Please reproduce the listing below line for line, changing nothing, and omit any pictures from your answer.

[Region annotation records]
——

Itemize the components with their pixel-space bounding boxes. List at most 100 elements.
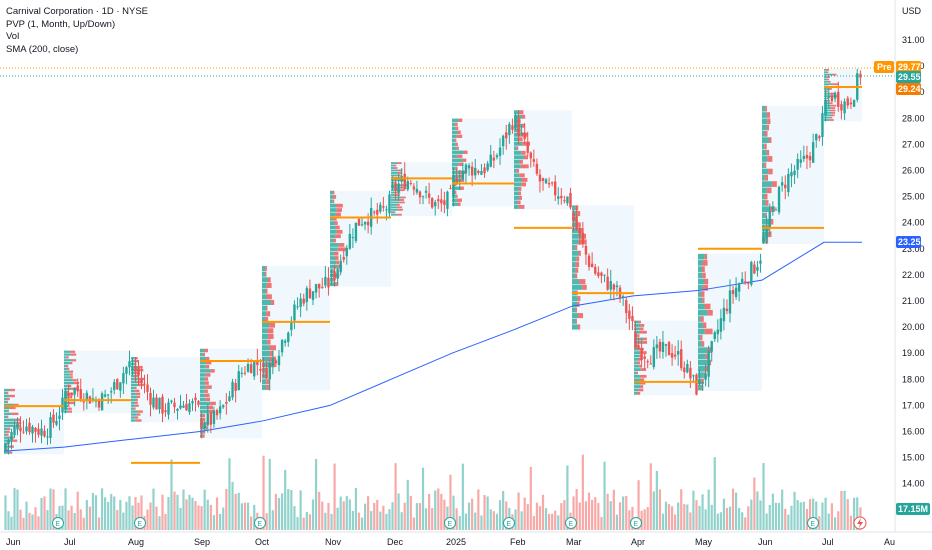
profile-down-bar (640, 378, 645, 382)
profile-down-bar (577, 211, 581, 217)
profile-down-bar (205, 373, 211, 377)
indicator-vol[interactable]: Vol (6, 31, 20, 42)
earnings-icon-circle (134, 517, 146, 529)
profile-up-bar (64, 401, 71, 405)
volume-bar (843, 490, 846, 530)
volume-bar (846, 499, 849, 530)
profile-up-bar (452, 170, 460, 174)
candle-body (550, 182, 554, 184)
symbol-title[interactable]: Carnival Corporation · 1D · NYSE (6, 6, 149, 17)
time-tick-label: Jul (822, 537, 834, 547)
volume-bar (277, 498, 281, 530)
profile-up-bar (131, 419, 136, 422)
profile-down-bar (6, 400, 9, 404)
profile-up-bar (391, 196, 402, 199)
candle-body (625, 300, 628, 314)
volume-bar (526, 504, 529, 530)
profile-up-bar (330, 216, 334, 221)
volume-bar (28, 512, 31, 530)
candle-body (314, 284, 318, 293)
volume-bar (677, 502, 680, 530)
price-axis-ticks: 14.00 15.00 16.00 17.00 18.00 19.00 20.00 21.00… (902, 35, 925, 489)
volume-bar (628, 510, 631, 530)
candle-body (225, 401, 228, 404)
profile-up-bar (64, 350, 71, 353)
profile-up-bar (698, 316, 701, 322)
profile-up-bar (824, 119, 830, 121)
time-axis[interactable] (0, 532, 895, 550)
candle-body (203, 425, 206, 429)
profile-down-bar (204, 381, 209, 385)
earnings-icon: E (254, 517, 266, 529)
candle-body (830, 95, 834, 102)
candle-body (655, 344, 659, 349)
candle-body (302, 298, 305, 304)
volume-bar (489, 509, 492, 530)
volume-bar (324, 512, 327, 530)
candle-body (155, 397, 158, 410)
profile-up-bar (514, 132, 521, 137)
indicator-sma[interactable]: SMA (200, close) (6, 43, 79, 55)
profile-up-bar (330, 208, 337, 212)
poc-lines (4, 85, 862, 464)
volume-bar (612, 489, 615, 530)
volume-bar (22, 517, 25, 530)
profile-down-bar (521, 123, 525, 128)
profile-up-bar (824, 73, 832, 76)
candle-body (774, 209, 778, 211)
profile-up-bar (514, 114, 523, 119)
profile-down-bar (640, 381, 646, 385)
volume-bar (25, 501, 28, 530)
volume-bar (19, 509, 22, 530)
indicator-pvp[interactable]: PVP (1, Month, Up/Down) (6, 18, 116, 30)
time-tick-label: Mar (566, 537, 582, 547)
candle-body (584, 245, 588, 255)
profile-up-bar (698, 303, 705, 310)
profile-up-bar (200, 373, 206, 377)
profile-down-bar (68, 404, 70, 408)
candle-body (501, 135, 505, 147)
volume-bar (158, 516, 161, 530)
candle-body (324, 276, 327, 286)
profile-down-bar (519, 159, 523, 164)
volume-bar (756, 491, 759, 530)
candle-body (535, 163, 539, 174)
volume-bar (342, 501, 345, 530)
volume-bar (514, 509, 517, 530)
currency-label[interactable]: USD (902, 6, 922, 16)
volume-bar (455, 508, 458, 530)
profile-up-bar (514, 155, 524, 160)
candle-body (661, 342, 665, 352)
lightning-icon[interactable] (853, 516, 867, 530)
profile-down-bar (523, 155, 529, 160)
profile-down-bar (336, 203, 343, 208)
candle-body (480, 170, 483, 175)
volume-bar (246, 502, 250, 530)
profile-up-bar (64, 364, 66, 368)
profile-down-bar (456, 146, 459, 150)
candle-body (317, 283, 321, 289)
profile-up-bar (200, 401, 211, 406)
profile-up-bar (452, 118, 459, 122)
candle-body (686, 363, 689, 373)
candle-body (680, 349, 683, 369)
volume-bar (119, 499, 122, 530)
candle-body (740, 278, 744, 283)
profile-up-bar (762, 143, 765, 150)
price-tick-label: 17.00 (902, 400, 925, 410)
candle-body (122, 373, 125, 384)
candle-body (73, 388, 76, 395)
profile-down-bar (204, 348, 208, 353)
profile-up-bar (391, 213, 397, 216)
volume-bar (4, 495, 7, 530)
volume-bar (209, 504, 212, 530)
candle-body (695, 374, 698, 395)
profile-down-bar (458, 162, 464, 166)
volume-bar (680, 489, 683, 530)
candle-body (61, 397, 64, 413)
profile-down-bar (639, 327, 644, 331)
volume-bar (458, 516, 461, 530)
price-tick-label: 27.00 (902, 139, 925, 149)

——

- **Output**:
Itemize the components with their pixel-space bounding boxes. List at most 100 elements.
profile-down-bar (640, 378, 645, 382)
profile-down-bar (577, 211, 581, 217)
profile-down-bar (205, 373, 211, 377)
indicator-vol[interactable]: Vol (6, 31, 20, 42)
earnings-icon-circle (134, 517, 146, 529)
profile-up-bar (64, 401, 71, 405)
volume-bar (843, 490, 846, 530)
volume-bar (846, 499, 849, 530)
profile-up-bar (452, 170, 460, 174)
candle-body (550, 182, 554, 184)
symbol-title[interactable]: Carnival Corporation · 1D · NYSE (6, 6, 149, 17)
time-tick-label: Jul (822, 537, 834, 547)
volume-bar (277, 498, 281, 530)
profile-up-bar (131, 419, 136, 422)
profile-down-bar (6, 400, 9, 404)
profile-up-bar (391, 196, 402, 199)
candle-body (625, 300, 628, 314)
volume-bar (526, 504, 529, 530)
profile-up-bar (330, 216, 334, 221)
volume-bar (28, 512, 31, 530)
candle-body (314, 284, 318, 293)
volume-bar (677, 502, 680, 530)
price-axis-ticks: 14.00 15.00 16.00 17.00 18.00 19.00 20.00 21.00… (902, 35, 925, 489)
volume-bar (628, 510, 631, 530)
candle-body (225, 401, 228, 404)
profile-up-bar (64, 350, 71, 353)
profile-up-bar (698, 316, 701, 322)
profile-up-bar (824, 119, 830, 121)
time-axis[interactable] (0, 532, 895, 550)
candle-body (203, 425, 206, 429)
profile-down-bar (204, 381, 209, 385)
earnings-icon: E (254, 517, 266, 529)
candle-body (830, 95, 834, 102)
candle-body (655, 344, 659, 349)
candle-body (302, 298, 305, 304)
volume-bar (489, 509, 492, 530)
volume-bar (324, 512, 327, 530)
candle-body (155, 397, 158, 410)
profile-up-bar (514, 132, 521, 137)
indicator-sma[interactable]: SMA (200, close) (6, 43, 79, 55)
profile-up-bar (330, 208, 337, 212)
poc-lines (4, 85, 862, 464)
volume-bar (612, 489, 615, 530)
volume-bar (22, 517, 25, 530)
profile-down-bar (521, 123, 525, 128)
profile-up-bar (824, 73, 832, 76)
candle-body (774, 209, 778, 211)
profile-up-bar (514, 114, 523, 119)
profile-down-bar (640, 381, 646, 385)
volume-bar (25, 501, 28, 530)
volume-bar (19, 509, 22, 530)
indicator-pvp[interactable]: PVP (1, Month, Up/Down) (6, 18, 116, 30)
time-tick-label: Mar (566, 537, 582, 547)
candle-body (584, 245, 588, 255)
profile-up-bar (698, 303, 705, 310)
profile-up-bar (200, 373, 206, 377)
profile-down-bar (68, 404, 70, 408)
candle-body (501, 135, 505, 147)
volume-bar (158, 516, 161, 530)
candle-body (324, 276, 327, 286)
profile-down-bar (519, 159, 523, 164)
volume-bar (756, 491, 759, 530)
candle-body (535, 163, 539, 174)
volume-bar (342, 501, 345, 530)
volume-bar (514, 509, 517, 530)
currency-label[interactable]: USD (902, 6, 922, 16)
volume-bar (455, 508, 458, 530)
profile-up-bar (514, 155, 524, 160)
candle-body (661, 342, 665, 352)
lightning-icon[interactable] (853, 516, 867, 530)
profile-down-bar (523, 155, 529, 160)
profile-down-bar (336, 203, 343, 208)
candle-body (480, 170, 483, 175)
volume-bar (246, 502, 250, 530)
profile-up-bar (64, 364, 66, 368)
profile-down-bar (456, 146, 459, 150)
candle-body (317, 283, 321, 289)
profile-up-bar (200, 401, 211, 406)
profile-up-bar (452, 118, 459, 122)
candle-body (686, 363, 689, 373)
candle-body (680, 349, 683, 369)
volume-bar (119, 499, 122, 530)
candle-body (740, 278, 744, 283)
profile-up-bar (762, 143, 765, 150)
price-tick-label: 17.00 (902, 400, 925, 410)
candle-body (122, 373, 125, 384)
candle-body (73, 388, 76, 395)
profile-down-bar (204, 348, 208, 353)
profile-up-bar (391, 213, 397, 216)
volume-bar (4, 495, 7, 530)
volume-bar (209, 504, 212, 530)
candle-body (695, 374, 698, 395)
profile-down-bar (458, 162, 464, 166)
volume-bar (680, 489, 683, 530)
candle-body (61, 397, 64, 413)
profile-down-bar (639, 327, 644, 331)
volume-bar (458, 516, 461, 530)
price-tick-label: 27.00 (902, 139, 925, 149)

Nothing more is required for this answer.